THE PROBLEM: Check every line of the entries that follow, and copy the ones containing "Hebemechanismus".

PROVIDED RECORDS:
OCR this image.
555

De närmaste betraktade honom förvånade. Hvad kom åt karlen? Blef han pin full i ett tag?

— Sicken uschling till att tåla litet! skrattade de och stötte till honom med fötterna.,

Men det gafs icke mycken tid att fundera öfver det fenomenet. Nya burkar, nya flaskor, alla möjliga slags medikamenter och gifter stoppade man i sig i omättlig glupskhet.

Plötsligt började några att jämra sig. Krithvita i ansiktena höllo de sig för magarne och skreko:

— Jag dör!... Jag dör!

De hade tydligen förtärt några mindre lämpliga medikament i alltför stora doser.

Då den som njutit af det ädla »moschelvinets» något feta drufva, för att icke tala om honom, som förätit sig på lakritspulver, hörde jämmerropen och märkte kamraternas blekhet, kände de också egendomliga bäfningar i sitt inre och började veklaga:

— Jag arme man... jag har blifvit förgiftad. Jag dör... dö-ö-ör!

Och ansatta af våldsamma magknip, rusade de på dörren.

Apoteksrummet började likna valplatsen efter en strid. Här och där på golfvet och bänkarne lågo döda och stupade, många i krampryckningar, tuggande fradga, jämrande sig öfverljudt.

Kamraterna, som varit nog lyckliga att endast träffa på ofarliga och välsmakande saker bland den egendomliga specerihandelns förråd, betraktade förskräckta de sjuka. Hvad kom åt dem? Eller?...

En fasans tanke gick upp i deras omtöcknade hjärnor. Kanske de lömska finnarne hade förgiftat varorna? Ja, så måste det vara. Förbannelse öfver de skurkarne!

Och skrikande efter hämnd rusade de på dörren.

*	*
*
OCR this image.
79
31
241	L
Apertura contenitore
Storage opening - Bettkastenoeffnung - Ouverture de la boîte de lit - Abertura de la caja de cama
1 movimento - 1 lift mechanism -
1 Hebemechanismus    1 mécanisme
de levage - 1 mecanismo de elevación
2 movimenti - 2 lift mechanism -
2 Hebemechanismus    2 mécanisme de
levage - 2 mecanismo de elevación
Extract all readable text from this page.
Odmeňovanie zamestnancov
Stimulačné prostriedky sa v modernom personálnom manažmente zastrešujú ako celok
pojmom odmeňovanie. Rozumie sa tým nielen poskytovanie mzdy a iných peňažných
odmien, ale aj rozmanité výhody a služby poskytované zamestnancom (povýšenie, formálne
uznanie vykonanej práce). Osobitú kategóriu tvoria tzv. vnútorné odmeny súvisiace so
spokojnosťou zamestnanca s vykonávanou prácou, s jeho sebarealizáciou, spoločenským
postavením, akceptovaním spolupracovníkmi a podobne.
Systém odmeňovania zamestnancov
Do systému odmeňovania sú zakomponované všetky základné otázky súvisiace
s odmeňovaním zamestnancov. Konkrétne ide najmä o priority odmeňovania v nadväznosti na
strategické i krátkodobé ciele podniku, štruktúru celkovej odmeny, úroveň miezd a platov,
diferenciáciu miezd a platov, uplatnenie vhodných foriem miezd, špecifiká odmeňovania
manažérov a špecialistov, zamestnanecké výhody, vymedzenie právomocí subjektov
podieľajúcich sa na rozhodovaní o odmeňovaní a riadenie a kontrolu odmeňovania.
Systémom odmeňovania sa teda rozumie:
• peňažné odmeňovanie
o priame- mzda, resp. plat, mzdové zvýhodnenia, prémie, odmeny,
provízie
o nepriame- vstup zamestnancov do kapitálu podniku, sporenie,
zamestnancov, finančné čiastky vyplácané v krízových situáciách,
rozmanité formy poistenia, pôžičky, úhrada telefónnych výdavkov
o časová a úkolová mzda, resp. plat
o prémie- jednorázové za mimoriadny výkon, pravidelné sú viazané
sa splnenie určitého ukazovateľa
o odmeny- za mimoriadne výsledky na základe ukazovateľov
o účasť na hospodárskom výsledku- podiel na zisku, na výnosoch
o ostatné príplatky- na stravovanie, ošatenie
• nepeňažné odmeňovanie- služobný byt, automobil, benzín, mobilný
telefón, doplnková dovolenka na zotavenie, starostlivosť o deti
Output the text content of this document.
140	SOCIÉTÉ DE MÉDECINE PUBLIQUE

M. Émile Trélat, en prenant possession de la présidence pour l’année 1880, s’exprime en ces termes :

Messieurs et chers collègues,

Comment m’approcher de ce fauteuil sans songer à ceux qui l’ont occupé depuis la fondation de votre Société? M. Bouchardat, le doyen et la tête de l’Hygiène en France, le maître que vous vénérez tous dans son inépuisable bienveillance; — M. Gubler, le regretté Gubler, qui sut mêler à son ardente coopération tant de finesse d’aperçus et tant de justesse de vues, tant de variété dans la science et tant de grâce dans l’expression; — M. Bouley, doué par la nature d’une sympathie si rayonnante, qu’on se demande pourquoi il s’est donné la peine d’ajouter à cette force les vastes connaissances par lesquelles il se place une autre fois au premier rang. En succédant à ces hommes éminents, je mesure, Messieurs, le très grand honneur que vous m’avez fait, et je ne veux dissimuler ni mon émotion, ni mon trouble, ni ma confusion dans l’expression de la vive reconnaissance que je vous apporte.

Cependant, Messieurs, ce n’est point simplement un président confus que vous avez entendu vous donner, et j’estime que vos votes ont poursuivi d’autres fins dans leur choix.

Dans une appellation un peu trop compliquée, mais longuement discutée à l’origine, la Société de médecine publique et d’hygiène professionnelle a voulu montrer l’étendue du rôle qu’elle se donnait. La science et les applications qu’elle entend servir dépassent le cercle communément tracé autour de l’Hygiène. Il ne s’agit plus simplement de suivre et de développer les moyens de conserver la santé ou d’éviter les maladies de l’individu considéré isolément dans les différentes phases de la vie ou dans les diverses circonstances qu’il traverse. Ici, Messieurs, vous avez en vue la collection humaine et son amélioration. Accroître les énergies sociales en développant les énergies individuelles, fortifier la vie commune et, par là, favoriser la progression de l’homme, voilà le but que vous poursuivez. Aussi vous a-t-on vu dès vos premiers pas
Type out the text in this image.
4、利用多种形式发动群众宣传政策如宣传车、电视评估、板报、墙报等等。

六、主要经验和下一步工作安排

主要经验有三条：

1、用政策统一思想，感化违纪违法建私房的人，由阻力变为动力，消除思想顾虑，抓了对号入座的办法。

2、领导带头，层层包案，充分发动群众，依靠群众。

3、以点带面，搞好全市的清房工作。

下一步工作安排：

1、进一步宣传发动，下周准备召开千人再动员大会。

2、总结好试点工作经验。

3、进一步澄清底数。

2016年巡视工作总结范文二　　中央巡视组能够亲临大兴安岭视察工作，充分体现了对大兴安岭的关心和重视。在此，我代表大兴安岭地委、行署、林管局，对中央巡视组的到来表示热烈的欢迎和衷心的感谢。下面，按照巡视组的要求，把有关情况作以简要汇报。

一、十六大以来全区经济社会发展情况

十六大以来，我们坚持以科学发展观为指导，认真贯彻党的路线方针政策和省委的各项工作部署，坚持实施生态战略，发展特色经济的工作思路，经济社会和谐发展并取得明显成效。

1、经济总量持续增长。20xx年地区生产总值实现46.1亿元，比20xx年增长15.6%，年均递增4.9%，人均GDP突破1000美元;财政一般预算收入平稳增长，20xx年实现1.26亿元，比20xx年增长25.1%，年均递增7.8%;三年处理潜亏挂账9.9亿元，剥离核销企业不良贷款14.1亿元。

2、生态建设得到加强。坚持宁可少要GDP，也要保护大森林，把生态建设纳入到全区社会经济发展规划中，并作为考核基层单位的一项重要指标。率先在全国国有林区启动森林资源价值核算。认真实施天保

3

EXERCISE SOLUTION:
1 Hebemechanismus    1 mécanisme
2 Hebemechanismus    2 mécanisme de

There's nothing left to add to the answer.